Dataset rows:
---+---

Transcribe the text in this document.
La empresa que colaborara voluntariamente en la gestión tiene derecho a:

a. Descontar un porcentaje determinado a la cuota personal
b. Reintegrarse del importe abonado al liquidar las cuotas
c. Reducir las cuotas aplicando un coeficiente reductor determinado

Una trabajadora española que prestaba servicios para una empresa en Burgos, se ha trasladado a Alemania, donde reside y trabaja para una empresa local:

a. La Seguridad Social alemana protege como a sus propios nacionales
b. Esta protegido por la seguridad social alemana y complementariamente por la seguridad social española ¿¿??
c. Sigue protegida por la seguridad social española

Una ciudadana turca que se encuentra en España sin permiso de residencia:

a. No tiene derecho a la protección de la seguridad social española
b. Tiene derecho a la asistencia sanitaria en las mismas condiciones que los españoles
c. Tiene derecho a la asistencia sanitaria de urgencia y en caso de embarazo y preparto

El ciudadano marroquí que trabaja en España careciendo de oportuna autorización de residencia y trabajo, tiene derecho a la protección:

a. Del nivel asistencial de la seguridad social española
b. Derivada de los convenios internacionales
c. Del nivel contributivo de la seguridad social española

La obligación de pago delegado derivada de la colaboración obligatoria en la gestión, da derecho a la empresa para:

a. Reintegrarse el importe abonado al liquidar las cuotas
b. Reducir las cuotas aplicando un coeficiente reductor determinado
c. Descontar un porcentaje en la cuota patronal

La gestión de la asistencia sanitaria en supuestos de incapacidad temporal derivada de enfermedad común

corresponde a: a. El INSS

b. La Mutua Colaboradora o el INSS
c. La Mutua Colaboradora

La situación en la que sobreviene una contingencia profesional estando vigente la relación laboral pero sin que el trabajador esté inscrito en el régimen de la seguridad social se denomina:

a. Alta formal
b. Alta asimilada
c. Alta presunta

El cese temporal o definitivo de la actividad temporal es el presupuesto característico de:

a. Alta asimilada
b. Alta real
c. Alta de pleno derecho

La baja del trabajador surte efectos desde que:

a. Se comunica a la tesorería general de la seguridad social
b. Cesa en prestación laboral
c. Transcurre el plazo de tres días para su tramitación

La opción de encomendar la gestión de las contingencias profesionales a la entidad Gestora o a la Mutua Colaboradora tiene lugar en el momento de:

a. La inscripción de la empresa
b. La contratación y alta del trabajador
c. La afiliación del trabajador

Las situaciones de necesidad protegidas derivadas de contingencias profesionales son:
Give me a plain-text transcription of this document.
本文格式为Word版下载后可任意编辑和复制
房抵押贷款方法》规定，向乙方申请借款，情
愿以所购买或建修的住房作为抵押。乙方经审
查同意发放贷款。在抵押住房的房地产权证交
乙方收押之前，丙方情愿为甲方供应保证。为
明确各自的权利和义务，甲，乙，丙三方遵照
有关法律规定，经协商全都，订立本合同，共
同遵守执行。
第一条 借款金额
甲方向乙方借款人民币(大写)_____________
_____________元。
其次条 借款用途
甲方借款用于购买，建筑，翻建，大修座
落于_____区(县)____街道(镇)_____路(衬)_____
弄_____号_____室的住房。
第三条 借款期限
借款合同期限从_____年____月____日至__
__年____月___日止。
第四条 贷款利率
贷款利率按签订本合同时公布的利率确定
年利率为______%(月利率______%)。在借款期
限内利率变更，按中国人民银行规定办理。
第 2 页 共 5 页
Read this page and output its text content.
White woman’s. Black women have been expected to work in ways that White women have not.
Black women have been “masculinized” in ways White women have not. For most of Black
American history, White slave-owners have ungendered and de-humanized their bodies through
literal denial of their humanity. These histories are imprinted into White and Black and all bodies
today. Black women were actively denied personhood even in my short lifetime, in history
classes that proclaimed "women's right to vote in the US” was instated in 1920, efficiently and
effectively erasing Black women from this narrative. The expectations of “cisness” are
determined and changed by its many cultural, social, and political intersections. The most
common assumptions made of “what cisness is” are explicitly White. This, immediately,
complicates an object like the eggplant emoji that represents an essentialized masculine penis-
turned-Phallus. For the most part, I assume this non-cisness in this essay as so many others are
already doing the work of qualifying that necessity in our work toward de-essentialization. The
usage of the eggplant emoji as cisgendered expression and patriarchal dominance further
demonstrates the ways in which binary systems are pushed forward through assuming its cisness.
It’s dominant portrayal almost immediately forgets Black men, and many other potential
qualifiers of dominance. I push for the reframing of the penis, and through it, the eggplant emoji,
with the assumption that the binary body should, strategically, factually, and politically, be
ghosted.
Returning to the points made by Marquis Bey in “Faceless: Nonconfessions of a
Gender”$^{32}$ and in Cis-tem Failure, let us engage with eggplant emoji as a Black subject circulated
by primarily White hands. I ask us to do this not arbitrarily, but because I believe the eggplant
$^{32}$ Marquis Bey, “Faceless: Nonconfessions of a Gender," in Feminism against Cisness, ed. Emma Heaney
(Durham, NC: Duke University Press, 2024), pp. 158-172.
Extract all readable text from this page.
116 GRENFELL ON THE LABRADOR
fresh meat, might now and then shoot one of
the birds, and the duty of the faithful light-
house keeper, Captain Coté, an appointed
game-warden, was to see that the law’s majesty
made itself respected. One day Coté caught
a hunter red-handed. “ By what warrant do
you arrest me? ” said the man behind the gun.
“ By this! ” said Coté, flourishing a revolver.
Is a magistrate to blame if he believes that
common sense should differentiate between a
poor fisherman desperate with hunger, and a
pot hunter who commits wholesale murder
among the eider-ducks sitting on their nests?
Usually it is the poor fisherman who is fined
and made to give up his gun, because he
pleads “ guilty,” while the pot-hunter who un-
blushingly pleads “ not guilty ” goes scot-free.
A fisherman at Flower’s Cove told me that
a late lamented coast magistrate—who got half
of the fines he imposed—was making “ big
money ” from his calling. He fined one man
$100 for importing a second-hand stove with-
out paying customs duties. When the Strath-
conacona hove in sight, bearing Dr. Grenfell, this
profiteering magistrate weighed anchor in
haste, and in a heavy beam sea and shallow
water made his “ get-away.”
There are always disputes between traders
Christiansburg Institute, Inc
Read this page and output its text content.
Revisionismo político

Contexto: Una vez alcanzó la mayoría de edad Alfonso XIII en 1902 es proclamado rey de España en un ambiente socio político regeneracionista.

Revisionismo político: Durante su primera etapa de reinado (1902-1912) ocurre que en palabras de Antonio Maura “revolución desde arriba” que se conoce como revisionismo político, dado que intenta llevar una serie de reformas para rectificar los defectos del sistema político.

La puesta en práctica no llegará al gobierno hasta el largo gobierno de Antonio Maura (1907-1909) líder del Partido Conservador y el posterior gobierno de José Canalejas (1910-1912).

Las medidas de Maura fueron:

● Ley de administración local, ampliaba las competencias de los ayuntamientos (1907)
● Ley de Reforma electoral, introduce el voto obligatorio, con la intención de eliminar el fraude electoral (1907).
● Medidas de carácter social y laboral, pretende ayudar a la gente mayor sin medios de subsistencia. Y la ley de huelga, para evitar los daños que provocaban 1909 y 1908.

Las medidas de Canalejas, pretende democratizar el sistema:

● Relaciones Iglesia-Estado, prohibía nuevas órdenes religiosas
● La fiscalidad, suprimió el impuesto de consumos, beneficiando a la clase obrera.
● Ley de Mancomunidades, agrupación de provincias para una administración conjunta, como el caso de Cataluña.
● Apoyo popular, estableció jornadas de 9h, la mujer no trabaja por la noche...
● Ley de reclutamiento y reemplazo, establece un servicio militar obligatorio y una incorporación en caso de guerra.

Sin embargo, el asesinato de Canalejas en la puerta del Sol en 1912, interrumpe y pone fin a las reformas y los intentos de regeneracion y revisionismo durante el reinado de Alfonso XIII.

---+---

Short exercise >> Give the count of lines containing "caso", with no added text.

Reply >> 3